Is this really the manifesto we want?

Silicon Milkroundabout tried to produce a manifesto for why people should consider working at a startup. This is the outcome.

The first time I saw it I was very disappointed. While I cannot knock its authenticity it is a profoundly depressing document. While there are the standard statements about passion and having the freedom to make what you should rather than what you are told to; there is much more about poverty, tiredness and scarcity.

If I read this I would say that working for startups is a mugs game. You’re far better coming in during the expansion phase when salaries are higher and the business case better proven.

The many references to tiredness and lack of sleep is also revealing. What I have discovered is that tremendous pressure is put on you to deliver product in a technology startup and this should be resisted at all costs. Sustainable pace is more important in small organisations than in large ones. In a large organisation you can actually burn out a team to achieve a goal because you probably have access to the resources to replace them. In a small one, once you’ve wrecked a team (probably including yourself) you have no way of replacing them and a death spiral will inevitably set in as decision making becomes progressively worse. Remember that a startup should aim to deliver progress not product. Don’t work with people who don’t understand this.

■ Information supplied
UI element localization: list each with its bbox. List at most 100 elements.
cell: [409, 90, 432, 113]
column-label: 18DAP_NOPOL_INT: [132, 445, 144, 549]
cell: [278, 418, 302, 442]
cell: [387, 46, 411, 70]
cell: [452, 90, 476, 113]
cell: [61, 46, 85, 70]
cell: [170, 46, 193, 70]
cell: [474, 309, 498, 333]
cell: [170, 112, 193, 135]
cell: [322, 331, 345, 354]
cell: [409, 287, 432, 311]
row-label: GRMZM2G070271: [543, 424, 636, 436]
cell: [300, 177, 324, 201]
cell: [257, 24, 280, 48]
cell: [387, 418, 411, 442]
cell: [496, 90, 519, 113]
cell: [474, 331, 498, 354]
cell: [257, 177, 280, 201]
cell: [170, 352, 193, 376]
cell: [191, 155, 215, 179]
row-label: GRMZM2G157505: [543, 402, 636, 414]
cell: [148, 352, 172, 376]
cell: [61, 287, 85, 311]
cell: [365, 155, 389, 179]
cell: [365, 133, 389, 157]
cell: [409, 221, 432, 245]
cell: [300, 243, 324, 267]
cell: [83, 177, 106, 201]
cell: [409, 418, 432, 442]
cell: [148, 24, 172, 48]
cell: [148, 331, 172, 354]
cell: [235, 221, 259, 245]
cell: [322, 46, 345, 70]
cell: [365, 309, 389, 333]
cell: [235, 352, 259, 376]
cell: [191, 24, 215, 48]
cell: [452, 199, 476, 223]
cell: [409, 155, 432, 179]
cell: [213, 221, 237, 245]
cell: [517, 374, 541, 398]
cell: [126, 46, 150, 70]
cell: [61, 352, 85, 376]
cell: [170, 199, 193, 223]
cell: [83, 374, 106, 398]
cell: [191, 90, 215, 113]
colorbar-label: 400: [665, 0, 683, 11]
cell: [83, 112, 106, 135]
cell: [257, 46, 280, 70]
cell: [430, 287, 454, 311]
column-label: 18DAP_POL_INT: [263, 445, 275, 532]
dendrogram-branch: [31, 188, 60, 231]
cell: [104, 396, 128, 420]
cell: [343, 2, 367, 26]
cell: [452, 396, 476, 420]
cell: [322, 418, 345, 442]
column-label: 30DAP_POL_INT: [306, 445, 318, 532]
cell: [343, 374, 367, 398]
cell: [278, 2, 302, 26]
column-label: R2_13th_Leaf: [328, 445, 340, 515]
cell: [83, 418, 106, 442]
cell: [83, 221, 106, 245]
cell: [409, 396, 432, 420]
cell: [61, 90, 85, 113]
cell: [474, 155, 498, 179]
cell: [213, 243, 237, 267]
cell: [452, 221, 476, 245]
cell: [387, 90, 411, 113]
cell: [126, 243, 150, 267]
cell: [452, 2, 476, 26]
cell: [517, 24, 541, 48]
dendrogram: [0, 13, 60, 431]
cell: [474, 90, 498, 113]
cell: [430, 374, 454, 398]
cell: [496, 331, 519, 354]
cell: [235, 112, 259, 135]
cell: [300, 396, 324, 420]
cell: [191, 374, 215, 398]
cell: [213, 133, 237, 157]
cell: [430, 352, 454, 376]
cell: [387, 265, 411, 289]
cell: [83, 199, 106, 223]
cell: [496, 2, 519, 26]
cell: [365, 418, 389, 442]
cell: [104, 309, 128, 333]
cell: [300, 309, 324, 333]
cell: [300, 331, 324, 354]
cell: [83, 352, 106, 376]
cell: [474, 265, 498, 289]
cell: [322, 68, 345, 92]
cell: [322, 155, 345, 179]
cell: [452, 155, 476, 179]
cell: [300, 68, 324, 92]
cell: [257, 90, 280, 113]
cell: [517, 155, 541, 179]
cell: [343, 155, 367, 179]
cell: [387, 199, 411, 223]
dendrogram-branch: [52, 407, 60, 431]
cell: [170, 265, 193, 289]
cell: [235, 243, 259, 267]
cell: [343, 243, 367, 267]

■ Exercise tasks
1. Decide whether each statement agrees with the blog post. For each, answer yes or no and quote the words of the blog post that decide it.
(a) The author considers the manifesto a depressing document.
(b) The author holds that sustainable pace matters more in large organisations than in small ones.
(c) The manifesto was produced by Silicon Milkroundabout.
2. Relabel "column-label" as "column-heading" in the records and leave everything else unchanged. Start at the beginning of the records, stop after the line that contains "row-label: GRMZM2G157505: [543, 402, 636, 414]", and give back only those lines.

■ Answers to the problems
1.
(a) Yes: "it is a profoundly depressing document."
(b) No: "Sustainable pace is more important in small organisations than in large ones."
(c) Yes: "Silicon Milkroundabout tried to produce a manifesto for why people should consider working at a startup."

2.
UI element localization: list each with its bbox. List at most 100 elements.
cell: [409, 90, 432, 113]
column-heading: 18DAP_NOPOL_INT: [132, 445, 144, 549]
cell: [278, 418, 302, 442]
cell: [387, 46, 411, 70]
cell: [452, 90, 476, 113]
cell: [61, 46, 85, 70]
cell: [170, 46, 193, 70]
cell: [474, 309, 498, 333]
cell: [170, 112, 193, 135]
cell: [322, 331, 345, 354]
cell: [409, 287, 432, 311]
row-label: GRMZM2G070271: [543, 424, 636, 436]
cell: [300, 177, 324, 201]
cell: [257, 24, 280, 48]
cell: [387, 418, 411, 442]
cell: [496, 90, 519, 113]
cell: [474, 331, 498, 354]
cell: [257, 177, 280, 201]
cell: [170, 352, 193, 376]
cell: [191, 155, 215, 179]
row-label: GRMZM2G157505: [543, 402, 636, 414]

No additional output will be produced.